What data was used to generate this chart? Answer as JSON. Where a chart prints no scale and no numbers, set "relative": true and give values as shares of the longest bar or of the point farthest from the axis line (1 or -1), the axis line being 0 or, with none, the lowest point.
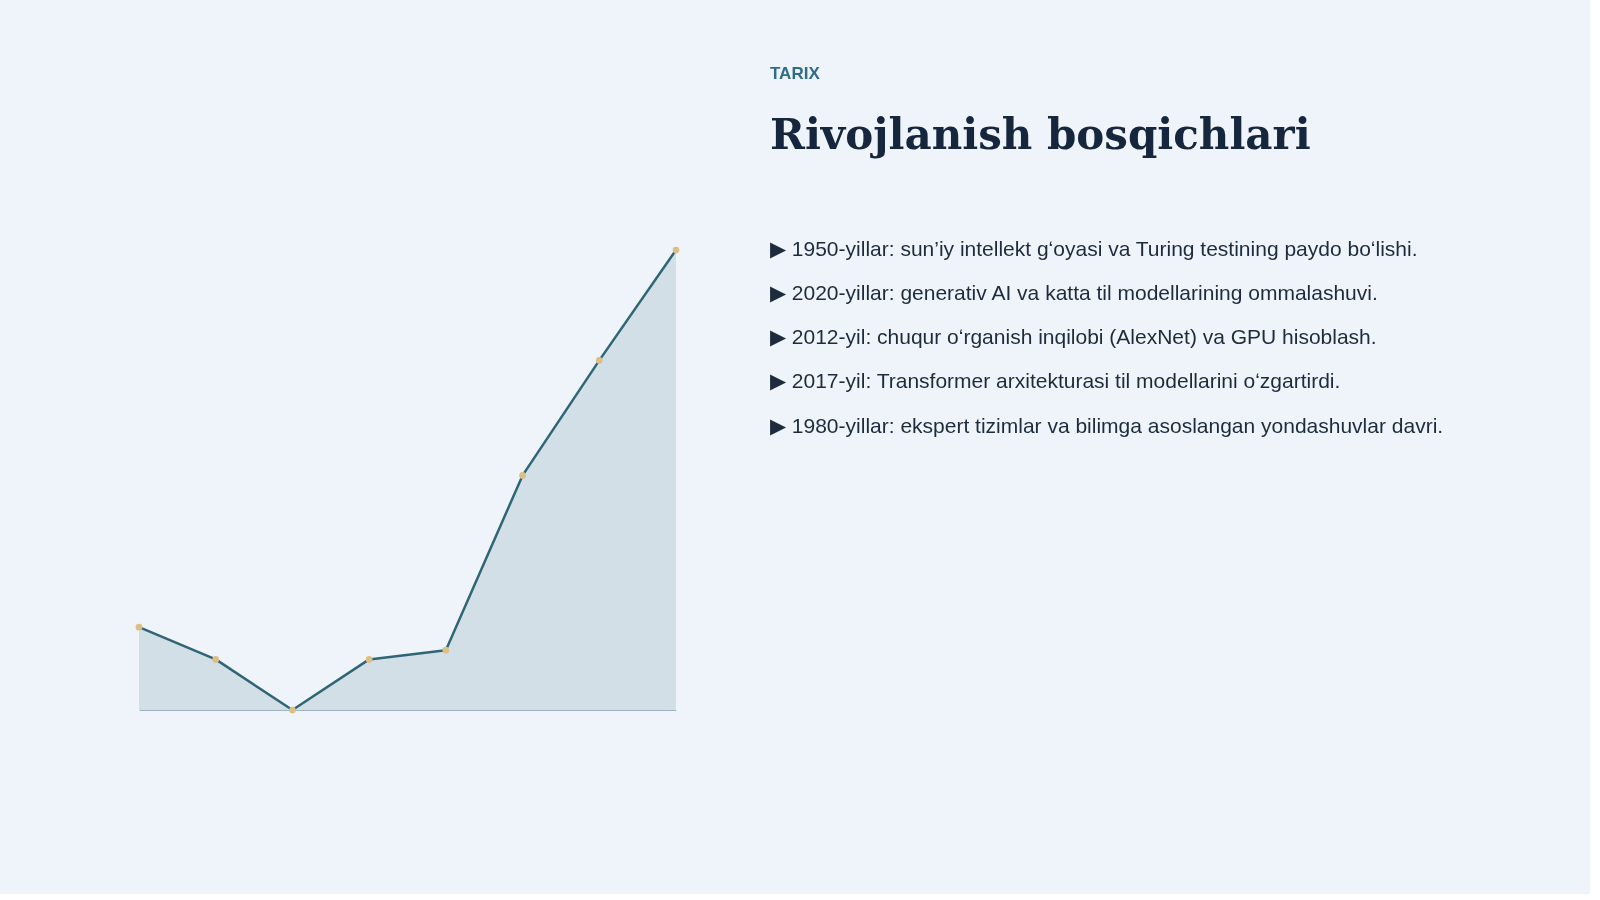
{
  "chart_data": {
    "type": "area",
    "subtitle": "TARIX",
    "title": "Rivojlanish bosqichlari",
    "categories": [
      null,
      null,
      null,
      null,
      null,
      null,
      null,
      null
    ],
    "relative": true,
    "series": [
      {
        "color": "#2f6676",
        "values": [
          0.18,
          0.11,
          0,
          0.11,
          0.13,
          0.51,
          0.76,
          1
        ]
      }
    ],
    "marker": "circle",
    "grid": false,
    "annotations": [
      "▶  1950-yillar: sun’iy intellekt gʻoyasi va Turing testining paydo boʻlishi.",
      "▶  2020-yillar: generativ AI va katta til modellarining ommalashuvi.",
      "▶  2012-yil: chuqur oʻrganish inqilobi (AlexNet) va GPU hisoblash.",
      "▶  2017-yil: Transformer arxitekturasi til modellarini oʻzgartirdi.",
      "▶  1980-yillar: ekspert tizimlar va bilimga asoslangan yondashuvlar davri."
    ]
  }
}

## [Work to do]
Repeat the data exactly, without the pictures.

## [Written answer]
What data was used to generate this chart? Answer as JSON. Where a chart prints no scale and no numbers, set "relative": true and give values as shares of the longest bar or of the point farthest from the axis line (1 or -1), the axis line being 0 or, with none, the lowest point.
{
  "chart_data": {
    "type": "area",
    "subtitle": "TARIX",
    "title": "Rivojlanish bosqichlari",
    "categories": [
      null,
      null,
      null,
      null,
      null,
      null,
      null,
      null
    ],
    "relative": true,
    "series": [
      {
        "color": "#2f6676",
        "values": [
          0.18,
          0.11,
          0,
          0.11,
          0.13,
          0.51,
          0.76,
          1
        ]
      }
    ],
    "marker": "circle",
    "grid": false,
    "annotations": [
      "▶  1950-yillar: sun’iy intellekt gʻoyasi va Turing testining paydo boʻlishi.",
      "▶  2020-yillar: generativ AI va katta til modellarining ommalashuvi.",
      "▶  2012-yil: chuqur oʻrganish inqilobi (AlexNet) va GPU hisoblash.",
      "▶  2017-yil: Transformer arxitekturasi til modellarini oʻzgartirdi.",
      "▶  1980-yillar: ekspert tizimlar va bilimga asoslangan yondashuvlar davri."
    ]
  }
}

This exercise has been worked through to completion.